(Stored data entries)
####

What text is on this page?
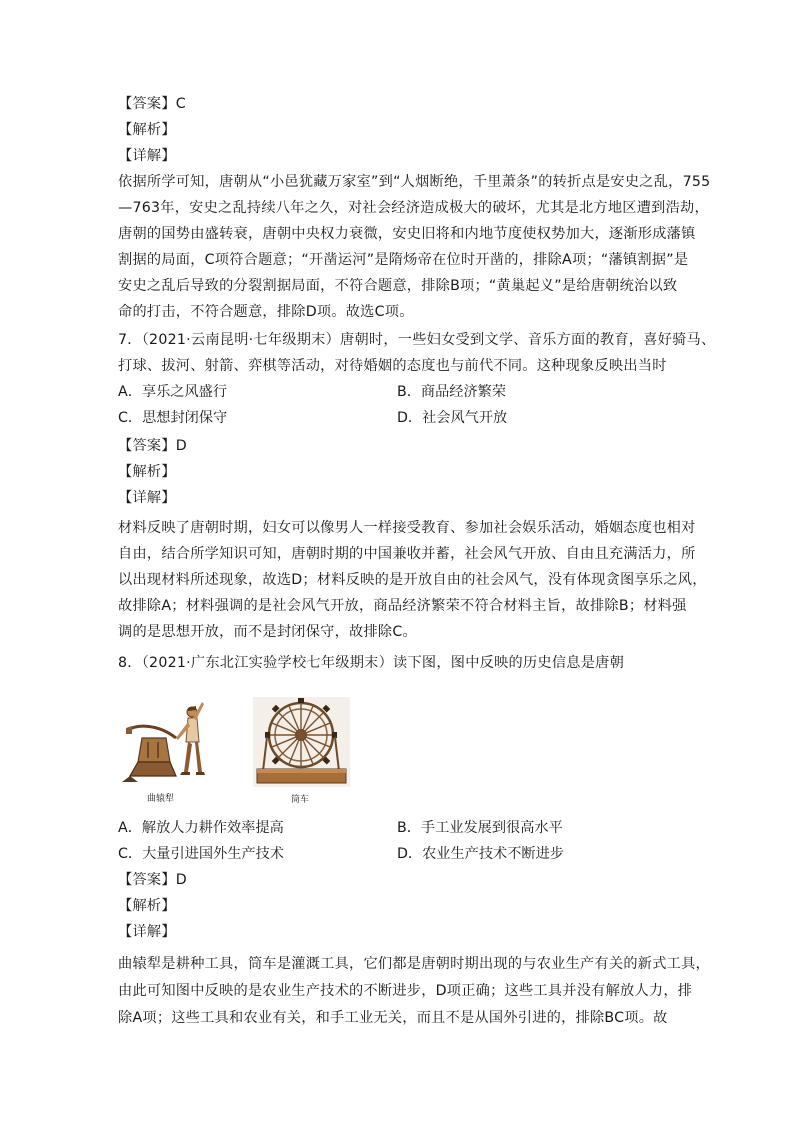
【答案】C
【解析】
【详解】
依据所学可知，唐朝从“小邑犹藏万家室”到“人烟断绝，千里萧条”的转折点是安史之乱，755
—763年，安史之乱持续八年之久，对社会经济造成极大的破坏，尤其是北方地区遭到浩劫，
唐朝的国势由盛转衰，唐朝中央权力衰微，安史旧将和内地节度使权势加大，逐渐形成藩镇
割据的局面，C项符合题意；“开凿运河”是隋炀帝在位时开凿的，排除A项；“藩镇割据”是
安史之乱后导致的分裂割据局面，不符合题意，排除B项；“黄巢起义”是给唐朝统治以致
命的打击，不符合题意，排除D项。故选C项。
7．（2021·云南昆明·七年级期末）唐朝时，一些妇女受到文学、音乐方面的教育，喜好骑马、
打球、拔河、射箭、弈棋等活动，对待婚姻的态度也与前代不同。这种现象反映出当时
A．享乐之风盛行	B．商品经济繁荣
C．思想封闭保守	D．社会风气开放
【答案】D
【解析】
【详解】
材料反映了唐朝时期，妇女可以像男人一样接受教育、参加社会娱乐活动，婚姻态度也相对
自由，结合所学知识可知，唐朝时期的中国兼收并蓄，社会风气开放、自由且充满活力，所
以出现材料所述现象，故选D；材料反映的是开放自由的社会风气，没有体现贪图享乐之风，
故排除A；材料强调的是社会风气开放，商品经济繁荣不符合材料主旨，故排除B；材料强
调的是思想开放，而不是封闭保守，故排除C。
8．（2021·广东北江实验学校七年级期末）读下图，图中反映的历史信息是唐朝
曲辕犁	筒车
A．解放人力耕作效率提高	B．手工业发展到很高水平
C．大量引进国外生产技术	D．农业生产技术不断进步
【答案】D
【解析】
【详解】
曲辕犁是耕种工具，筒车是灌溉工具，它们都是唐朝时期出现的与农业生产有关的新式工具，
由此可知图中反映的是农业生产技术的不断进步，D项正确；这些工具并没有解放人力，排
除A项；这些工具和农业有关，和手工业无关，而且不是从国外引进的，排除BC项。故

####

(Required work):
Write out every line above exactly as it is, leaving out the pictures.

(Answer below):
What text is on this page?
【答案】C
【解析】
【详解】
依据所学可知，唐朝从“小邑犹藏万家室”到“人烟断绝，千里萧条”的转折点是安史之乱，755
—763年，安史之乱持续八年之久，对社会经济造成极大的破坏，尤其是北方地区遭到浩劫，
唐朝的国势由盛转衰，唐朝中央权力衰微，安史旧将和内地节度使权势加大，逐渐形成藩镇
割据的局面，C项符合题意；“开凿运河”是隋炀帝在位时开凿的，排除A项；“藩镇割据”是
安史之乱后导致的分裂割据局面，不符合题意，排除B项；“黄巢起义”是给唐朝统治以致
命的打击，不符合题意，排除D项。故选C项。
7．（2021·云南昆明·七年级期末）唐朝时，一些妇女受到文学、音乐方面的教育，喜好骑马、
打球、拔河、射箭、弈棋等活动，对待婚姻的态度也与前代不同。这种现象反映出当时
A．享乐之风盛行	B．商品经济繁荣
C．思想封闭保守	D．社会风气开放
【答案】D
【解析】
【详解】
材料反映了唐朝时期，妇女可以像男人一样接受教育、参加社会娱乐活动，婚姻态度也相对
自由，结合所学知识可知，唐朝时期的中国兼收并蓄，社会风气开放、自由且充满活力，所
以出现材料所述现象，故选D；材料反映的是开放自由的社会风气，没有体现贪图享乐之风，
故排除A；材料强调的是社会风气开放，商品经济繁荣不符合材料主旨，故排除B；材料强
调的是思想开放，而不是封闭保守，故排除C。
8．（2021·广东北江实验学校七年级期末）读下图，图中反映的历史信息是唐朝
曲辕犁	筒车
A．解放人力耕作效率提高	B．手工业发展到很高水平
C．大量引进国外生产技术	D．农业生产技术不断进步
【答案】D
【解析】
【详解】
曲辕犁是耕种工具，筒车是灌溉工具，它们都是唐朝时期出现的与农业生产有关的新式工具，
由此可知图中反映的是农业生产技术的不断进步，D项正确；这些工具并没有解放人力，排
除A项；这些工具和农业有关，和手工业无关，而且不是从国外引进的，排除BC项。故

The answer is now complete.